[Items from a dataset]
-*-*-

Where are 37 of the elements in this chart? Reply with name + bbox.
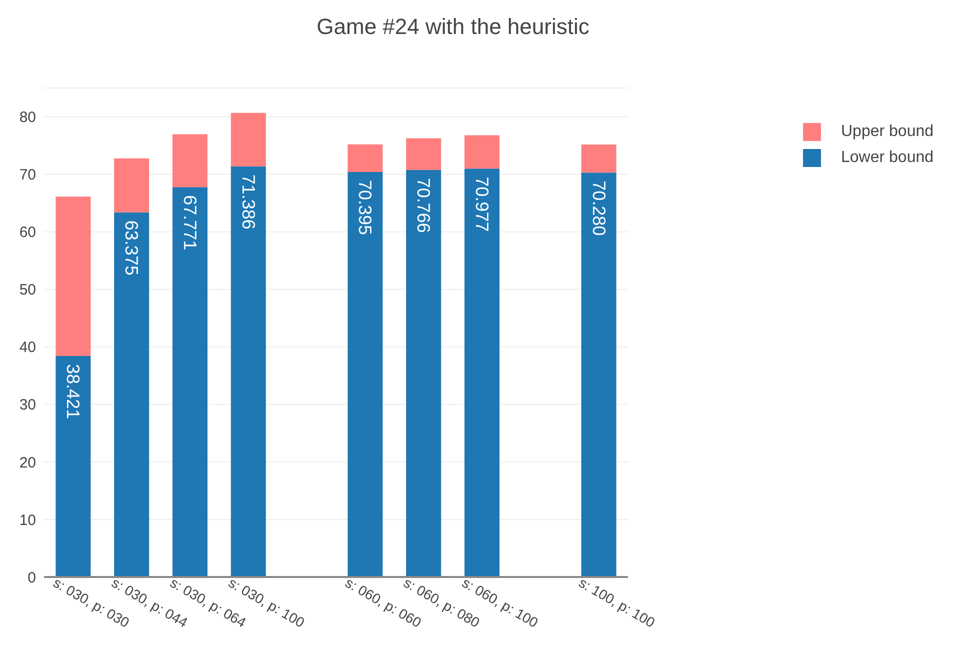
bar — [172, 134, 208, 188]
data-label: 71.386 — [238, 174, 258, 230]
bar — [406, 138, 442, 170]
y-tick-label: 60 — [19, 224, 36, 242]
y-tick-label: 70 — [19, 166, 36, 184]
bar — [581, 144, 616, 173]
bar — [56, 196, 91, 356]
data-label: 70.977 — [472, 176, 492, 232]
bar — [581, 172, 616, 577]
y-tick-label: 80 — [19, 109, 36, 126]
bar — [114, 212, 150, 577]
x-tick-label: s: 100, p: 100 — [576, 574, 658, 631]
y-tick-label: 50 — [19, 282, 36, 299]
bar — [230, 166, 266, 577]
data-label: 63.375 — [122, 220, 142, 276]
y-tick-label: 20 — [19, 454, 36, 472]
bar — [56, 356, 91, 577]
bar — [348, 144, 383, 172]
legend-label: Upper bound — [841, 123, 934, 141]
bar — [464, 135, 500, 169]
bar — [230, 112, 266, 166]
bar — [114, 158, 150, 212]
data-label: 70.280 — [588, 180, 609, 236]
y-tick-label: 30 — [19, 396, 36, 414]
data-label: 38.421 — [63, 364, 84, 420]
data-label: 70.766 — [414, 178, 434, 233]
bar — [406, 170, 442, 577]
bar — [348, 172, 383, 577]
y-tick-label: 10 — [19, 512, 36, 529]
data-label: 70.395 — [355, 180, 376, 236]
y-tick-label: 0 — [28, 569, 36, 586]
legend-label: Lower bound — [841, 149, 934, 167]
chart-title: Game #24 with the heuristic — [316, 14, 590, 40]
data-label: 67.771 — [180, 195, 200, 250]
bar — [172, 187, 208, 577]
bar — [464, 168, 500, 577]
y-tick-label: 40 — [19, 339, 36, 356]
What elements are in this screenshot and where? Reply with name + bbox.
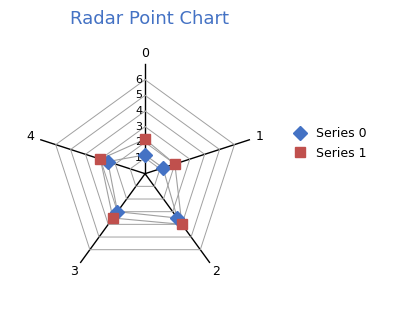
Text: 6: 6 [135,75,142,85]
Legend: Series 0, Series 1: Series 0, Series 1 [289,123,372,165]
Text: 0: 0 [141,47,149,59]
Text: 5: 5 [135,91,142,101]
Text: 1: 1 [135,153,142,163]
Text: 4: 4 [135,106,142,116]
Text: 2: 2 [135,137,142,147]
Text: 1: 1 [256,130,264,143]
Text: 3: 3 [135,122,142,132]
Text: Radar Point Chart: Radar Point Chart [70,10,229,28]
Text: 4: 4 [27,130,34,143]
Text: 3: 3 [70,265,78,278]
Text: 2: 2 [212,265,220,278]
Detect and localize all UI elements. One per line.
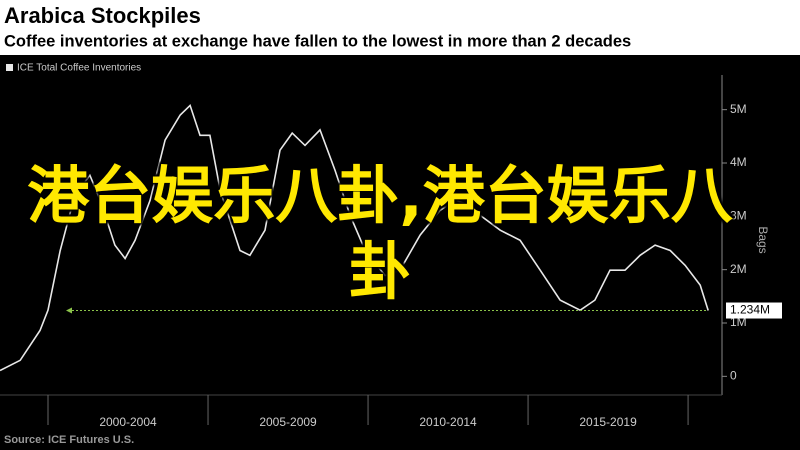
y-tick-label: 1M [730, 315, 747, 329]
y-tick-label: 4M [730, 155, 747, 169]
y-axis-label: Bags [756, 226, 770, 253]
y-tick-label: 3M [730, 209, 747, 223]
y-tick-label: 0 [730, 369, 737, 383]
x-tick-label: 2000-2004 [99, 415, 157, 429]
x-tick-label: 2015-2019 [579, 415, 637, 429]
legend-label: ICE Total Coffee Inventories [17, 63, 141, 74]
chart-subtitle: Coffee inventories at exchange have fall… [4, 32, 631, 50]
x-tick-label: 2005-2009 [259, 415, 317, 429]
last-value-arrow [66, 307, 72, 314]
source: Source: ICE Futures U.S. [4, 434, 134, 446]
y-tick-label: 2M [730, 262, 747, 276]
chart-background [0, 55, 800, 450]
data-line [0, 103, 709, 372]
last-value-box [726, 302, 782, 319]
legend-swatch [6, 64, 13, 71]
chart-title: Arabica Stockpiles [4, 3, 201, 28]
last-value-label: 1.234M [730, 303, 770, 317]
overlay-text: 港台娱乐八卦,港台娱乐八卦 [27, 159, 733, 308]
y-tick-label: 5M [730, 102, 747, 116]
x-tick-label: 2010-2014 [419, 415, 477, 429]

-*-*-

Rewrite the records from the line that has "y-tick-label: 1M [730, 315, 747, 329]" through the end, changing "Bags" to "Sacks" and keeping everything else the same.

y-tick-label: 1M [730, 315, 747, 329]
y-tick-label: 4M [730, 155, 747, 169]
y-axis-label: Sacks [756, 226, 770, 253]
y-tick-label: 3M [730, 209, 747, 223]
y-tick-label: 0 [730, 369, 737, 383]
x-tick-label: 2000-2004 [99, 415, 157, 429]
x-tick-label: 2015-2019 [579, 415, 637, 429]
legend-label: ICE Total Coffee Inventories [17, 63, 141, 74]
chart-subtitle: Coffee inventories at exchange have fall… [4, 32, 631, 50]
x-tick-label: 2005-2009 [259, 415, 317, 429]
last-value-arrow [66, 307, 72, 314]
source: Source: ICE Futures U.S. [4, 434, 134, 446]
y-tick-label: 2M [730, 262, 747, 276]
chart-background [0, 55, 800, 450]
data-line [0, 103, 709, 372]
last-value-box [726, 302, 782, 319]
legend-swatch [6, 64, 13, 71]
chart-title: Arabica Stockpiles [4, 3, 201, 28]
last-value-label: 1.234M [730, 303, 770, 317]
overlay-text: 港台娱乐八卦,港台娱乐八卦 [27, 159, 733, 308]
y-tick-label: 5M [730, 102, 747, 116]
x-tick-label: 2010-2014 [419, 415, 477, 429]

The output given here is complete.